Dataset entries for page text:
* * * * *
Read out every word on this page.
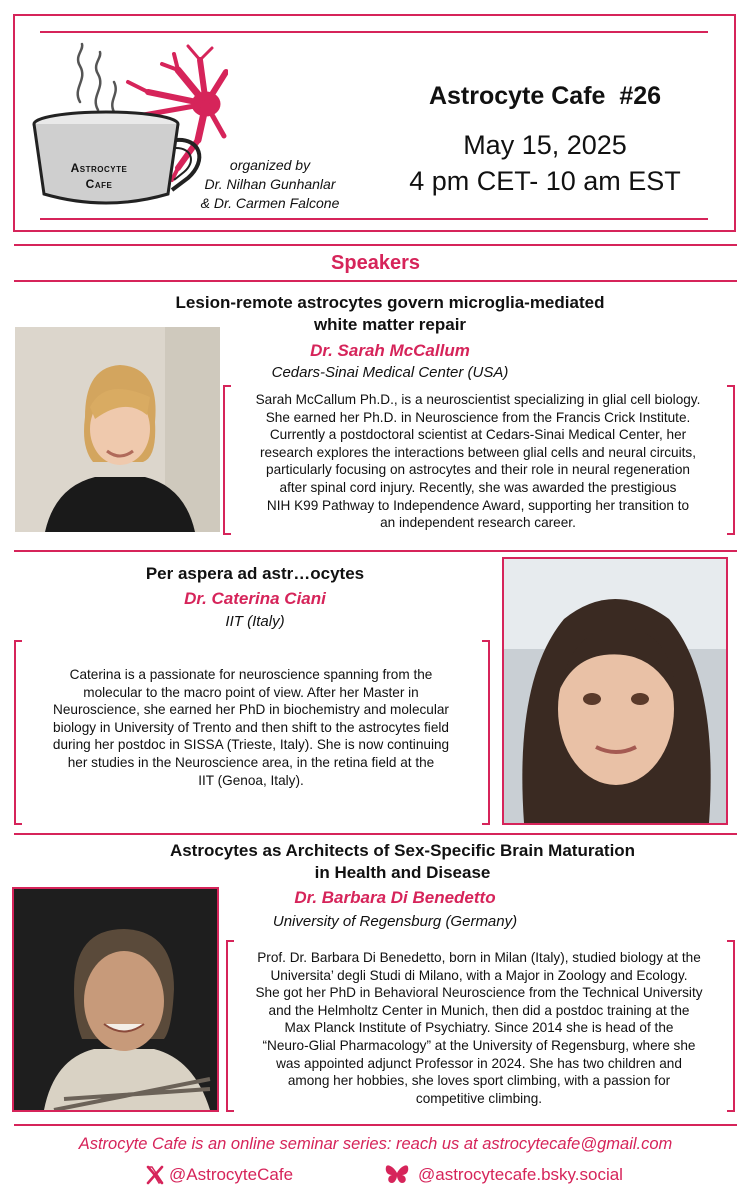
Astrocyte
Cafe
organized by
Dr. Nilhan Gunhanlar
& Dr. Carmen Falcone
Astrocyte Cafe  #26
May 15, 2025
4 pm CET- 10 am EST
Speakers
Lesion-remote astrocytes govern microglia-mediated
white matter repair
Dr. Sarah McCallum
Cedars-Sinai Medical Center (USA)
Sarah McCallum Ph.D., is a neuroscientist specializing in glial cell biology.
She earned her Ph.D. in Neuroscience from the Francis Crick Institute.
Currently a postdoctoral scientist at Cedars-Sinai Medical Center, her
research explores the interactions between glial cells and neural circuits,
particularly focusing on astrocytes and their role in neural regeneration
after spinal cord injury. Recently, she was awarded the prestigious
NIH K99 Pathway to Independence Award, supporting her transition to
an independent research career.
Per aspera ad astr…ocytes
Dr. Caterina Ciani
IIT (Italy)
Caterina is a passionate for neuroscience spanning from the
molecular to the macro point of view. After her Master in
Neuroscience, she earned her PhD in biochemistry and molecular
biology in University of Trento and then shift to the astrocytes field
during her postdoc in SISSA (Trieste, Italy). She is now continuing
her studies in the Neuroscience area, in the retina field at the
IIT (Genoa, Italy).
Astrocytes as Architects of Sex-Specific Brain Maturation
in Health and Disease
Dr. Barbara Di Benedetto
University of Regensburg (Germany)
Prof. Dr. Barbara Di Benedetto, born in Milan (Italy), studied biology at the
Universita’ degli Studi di Milano, with a Major in Zoology and Ecology.
She got her PhD in Behavioral Neuroscience from the Technical University
and the Helmholtz Center in Munich, then did a postdoc training at the
Max Planck Institute of Psychiatry. Since 2014 she is head of the
“Neuro-Glial Pharmacology” at the University of Regensburg, where she
was appointed adjunct Professor in 2024. She has two children and
among her hobbies, she loves sport climbing, with a passion for
competitive climbing.
Astrocyte Cafe is an online seminar series: reach us at astrocytecafe@gmail.com
@AstrocyteCafe	@astrocytecafe.bsky.social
* * * * *
* [Task statement] Identify every line above that includes the word "molecular", and show those lines.

* [Solution for this task]
molecular to the macro point of view. After her Master in
Neuroscience, she earned her PhD in biochemistry and molecular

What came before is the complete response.